▸ **Given task**
Can you write out all the lines word for word, with no pictures?

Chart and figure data
**********

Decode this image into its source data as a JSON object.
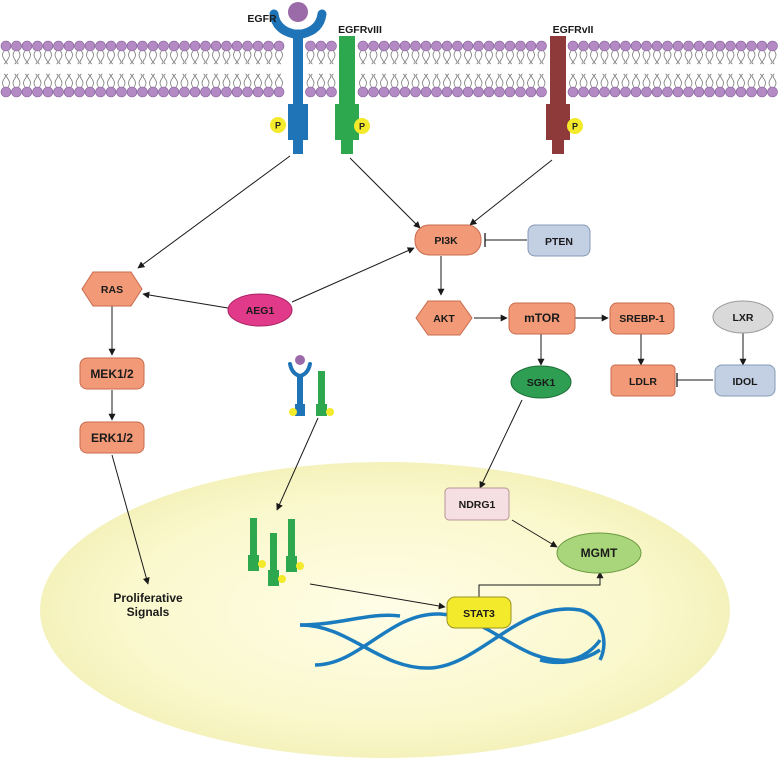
{
  "receptors": {
    "egfr": "EGFR",
    "egfrviii": "EGFRvIII",
    "egfrvii": "EGFRvII",
    "phospho": "P"
  },
  "nodes": {
    "ras": "RAS",
    "mek": "MEK1/2",
    "erk": "ERK1/2",
    "aeg1": "AEG1",
    "pi3k": "PI3K",
    "pten": "PTEN",
    "akt": "AKT",
    "mtor": "mTOR",
    "srebp": "SREBP-1",
    "lxr": "LXR",
    "ldlr": "LDLR",
    "idol": "IDOL",
    "sgk1": "SGK1",
    "ndrg1": "NDRG1",
    "mgmt": "MGMT",
    "stat3": "STAT3"
  },
  "labels": {
    "proliferative_line1": "Proliferative",
    "proliferative_line2": "Signals"
  },
  "colors": {
    "membrane_head": "#b48ac4",
    "membrane_head_stroke": "#7d5a94",
    "egfr_blue": "#1f74b7",
    "egfrviii_green": "#2ea84f",
    "egfrvii_red": "#8f3a3a",
    "ligand": "#9b6aa9",
    "phospho_yellow": "#f2ea2a",
    "salmon": "#f29a78",
    "pink": "#e13a8b",
    "light_blue": "#c3d0e4",
    "grey": "#d9d9d9",
    "green_node": "#2e9e52",
    "light_green": "#a9d67a",
    "pale_pink": "#f6dfe2",
    "stat3_yellow": "#f4ea2c",
    "nucleus": "#f7f6c9",
    "dna_blue": "#1a7cbf"
  }
}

**********

▸ **Written response**
Decode this image into its source data as a JSON object.
{
  "receptors": {
    "egfr": "EGFR",
    "egfrviii": "EGFRvIII",
    "egfrvii": "EGFRvII",
    "phospho": "P"
  },
  "nodes": {
    "ras": "RAS",
    "mek": "MEK1/2",
    "erk": "ERK1/2",
    "aeg1": "AEG1",
    "pi3k": "PI3K",
    "pten": "PTEN",
    "akt": "AKT",
    "mtor": "mTOR",
    "srebp": "SREBP-1",
    "lxr": "LXR",
    "ldlr": "LDLR",
    "idol": "IDOL",
    "sgk1": "SGK1",
    "ndrg1": "NDRG1",
    "mgmt": "MGMT",
    "stat3": "STAT3"
  },
  "labels": {
    "proliferative_line1": "Proliferative",
    "proliferative_line2": "Signals"
  },
  "colors": {
    "membrane_head": "#b48ac4",
    "membrane_head_stroke": "#7d5a94",
    "egfr_blue": "#1f74b7",
    "egfrviii_green": "#2ea84f",
    "egfrvii_red": "#8f3a3a",
    "ligand": "#9b6aa9",
    "phospho_yellow": "#f2ea2a",
    "salmon": "#f29a78",
    "pink": "#e13a8b",
    "light_blue": "#c3d0e4",
    "grey": "#d9d9d9",
    "green_node": "#2e9e52",
    "light_green": "#a9d67a",
    "pale_pink": "#f6dfe2",
    "stat3_yellow": "#f4ea2c",
    "nucleus": "#f7f6c9",
    "dna_blue": "#1a7cbf"
  }
}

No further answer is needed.